■ Your instructions
Write out every line of the material as it stands, apart from the pictures.

■ Supplied material
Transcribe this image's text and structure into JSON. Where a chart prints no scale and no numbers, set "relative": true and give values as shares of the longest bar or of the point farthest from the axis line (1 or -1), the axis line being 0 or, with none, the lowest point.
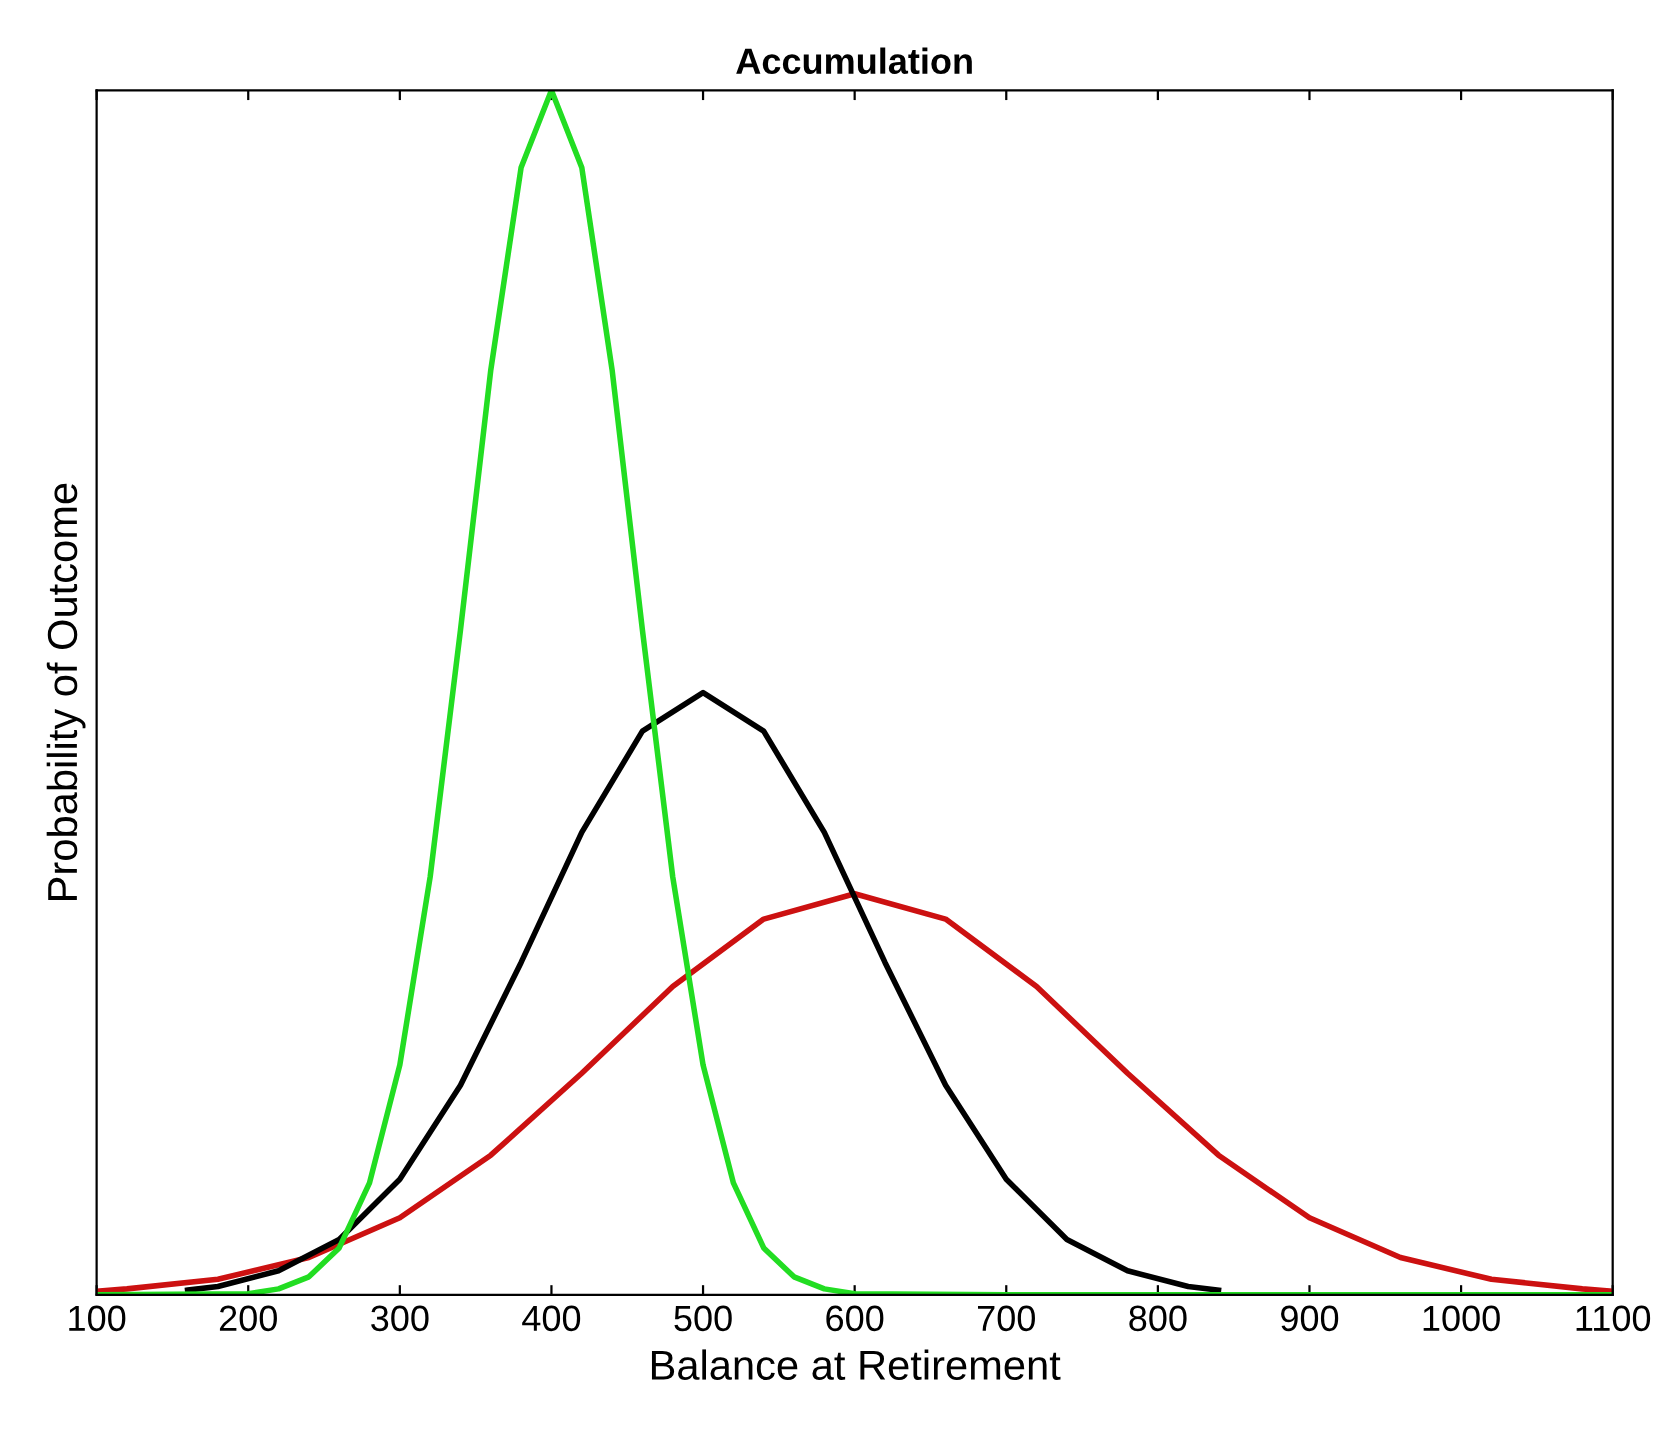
{
  "chart_data": {
    "type": "line",
    "title": "Accumulation",
    "xlabel": "Balance at Retirement",
    "ylabel": "Probability of Outcome",
    "relative": true,
    "xlim": [
      100,
      1100
    ],
    "xticks": [
      100,
      200,
      300,
      400,
      500,
      600,
      700,
      800,
      900,
      1000,
      1100
    ],
    "grid": false,
    "legend": false,
    "line_style": "solid",
    "marker": "none",
    "series": [
      {
        "color": "#cc1111",
        "x": [
          100,
          120,
          180,
          240,
          300,
          360,
          420,
          480,
          540,
          600,
          660,
          720,
          780,
          840,
          900,
          960,
          1020,
          1080,
          1100
        ],
        "values": [
          0.003,
          0.005,
          0.013,
          0.031,
          0.064,
          0.116,
          0.184,
          0.256,
          0.312,
          0.333,
          0.312,
          0.256,
          0.184,
          0.116,
          0.064,
          0.031,
          0.013,
          0.005,
          0.003
        ]
      },
      {
        "color": "#000000",
        "x": [
          160,
          180,
          220,
          260,
          300,
          340,
          380,
          420,
          460,
          500,
          540,
          580,
          620,
          660,
          700,
          740,
          780,
          820,
          840
        ],
        "values": [
          0.004,
          0.007,
          0.02,
          0.046,
          0.096,
          0.174,
          0.276,
          0.384,
          0.468,
          0.5,
          0.468,
          0.384,
          0.276,
          0.174,
          0.096,
          0.046,
          0.02,
          0.007,
          0.004
        ]
      },
      {
        "color": "#22dd22",
        "x": [
          100,
          200,
          220,
          240,
          260,
          280,
          300,
          320,
          340,
          360,
          380,
          400,
          420,
          440,
          460,
          480,
          500,
          520,
          540,
          560,
          580,
          600,
          700,
          1100
        ],
        "values": [
          0,
          0.001,
          0.005,
          0.015,
          0.039,
          0.093,
          0.191,
          0.347,
          0.552,
          0.768,
          0.936,
          1,
          0.936,
          0.768,
          0.552,
          0.347,
          0.191,
          0.093,
          0.039,
          0.015,
          0.005,
          0.001,
          0,
          0
        ]
      }
    ]
  }
}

■ Complete output
Transcribe this image's text and structure into JSON. Where a chart prints no scale and no numbers, set "relative": true and give values as shares of the longest bar or of the point farthest from the axis line (1 or -1), the axis line being 0 or, with none, the lowest point.
{
  "chart_data": {
    "type": "line",
    "title": "Accumulation",
    "xlabel": "Balance at Retirement",
    "ylabel": "Probability of Outcome",
    "relative": true,
    "xlim": [
      100,
      1100
    ],
    "xticks": [
      100,
      200,
      300,
      400,
      500,
      600,
      700,
      800,
      900,
      1000,
      1100
    ],
    "grid": false,
    "legend": false,
    "line_style": "solid",
    "marker": "none",
    "series": [
      {
        "color": "#cc1111",
        "x": [
          100,
          120,
          180,
          240,
          300,
          360,
          420,
          480,
          540,
          600,
          660,
          720,
          780,
          840,
          900,
          960,
          1020,
          1080,
          1100
        ],
        "values": [
          0.003,
          0.005,
          0.013,
          0.031,
          0.064,
          0.116,
          0.184,
          0.256,
          0.312,
          0.333,
          0.312,
          0.256,
          0.184,
          0.116,
          0.064,
          0.031,
          0.013,
          0.005,
          0.003
        ]
      },
      {
        "color": "#000000",
        "x": [
          160,
          180,
          220,
          260,
          300,
          340,
          380,
          420,
          460,
          500,
          540,
          580,
          620,
          660,
          700,
          740,
          780,
          820,
          840
        ],
        "values": [
          0.004,
          0.007,
          0.02,
          0.046,
          0.096,
          0.174,
          0.276,
          0.384,
          0.468,
          0.5,
          0.468,
          0.384,
          0.276,
          0.174,
          0.096,
          0.046,
          0.02,
          0.007,
          0.004
        ]
      },
      {
        "color": "#22dd22",
        "x": [
          100,
          200,
          220,
          240,
          260,
          280,
          300,
          320,
          340,
          360,
          380,
          400,
          420,
          440,
          460,
          480,
          500,
          520,
          540,
          560,
          580,
          600,
          700,
          1100
        ],
        "values": [
          0,
          0.001,
          0.005,
          0.015,
          0.039,
          0.093,
          0.191,
          0.347,
          0.552,
          0.768,
          0.936,
          1,
          0.936,
          0.768,
          0.552,
          0.347,
          0.191,
          0.093,
          0.039,
          0.015,
          0.005,
          0.001,
          0,
          0
        ]
      }
    ]
  }
}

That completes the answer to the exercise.